=== Document segment ===

The company uses a SPI (standard practice of initiation) to give similar accounting procedures for stocks, invoicing, ledger entry and so on. Branches in all other respects compete in terms of orders, charges, and revenues, which are the sole responsibility of the branch manager. Each branch is a separate profit center and operates more like a franchise since the capital is given directly to the branch, although 19 percent of annual profits go to the parent company. The branches compete, but the sales representatives feel that the syste3m is fair and motivating. The manager is usually supported in each branch by an accountant and at least one representative as well as buyers, telesales, and store personnel and van drivers.
Branch A is one of the most successful in the group. There are several major accounts but relatively few electrical contractors and competition is now well represented in the area. Turnover is higher and costs are lower than in many other areas. The branch manager is well respected and higher successful, the youngest in the group, and last year steered his branch to a $3 million turnover with a profit share between the eight employees of $160,000. This success, combined with the hunger to created by the profit share, has produced a highly motivated team. This team spirit is encouraged by the manager with open offices and an easy communication style. People are allocated to tasks according to their suitability – one salesperson actively seeking new accounts, another servicing existing accounts. All staff are aware of the 19 percent profit levy so they aim to beat this on all business negotiated. However, because their figures are based on previous year’s targets, in some months sales are held back if the increase was too great, in the knowledge this will raise next year’s figure. Salespeople have been sent on training courses, but do qualitative targets are set for them.

===

> Stated problem
According to the passage about the company's branches, what turnover did Branch A reach last year under its manager?

=== Data section ===

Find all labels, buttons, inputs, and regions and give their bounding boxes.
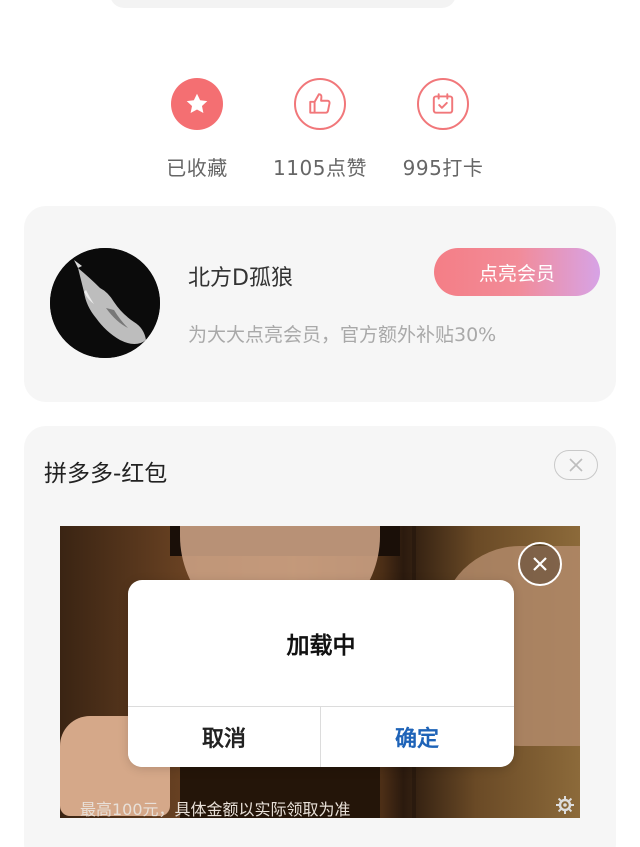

===

> Expected answer
$3 million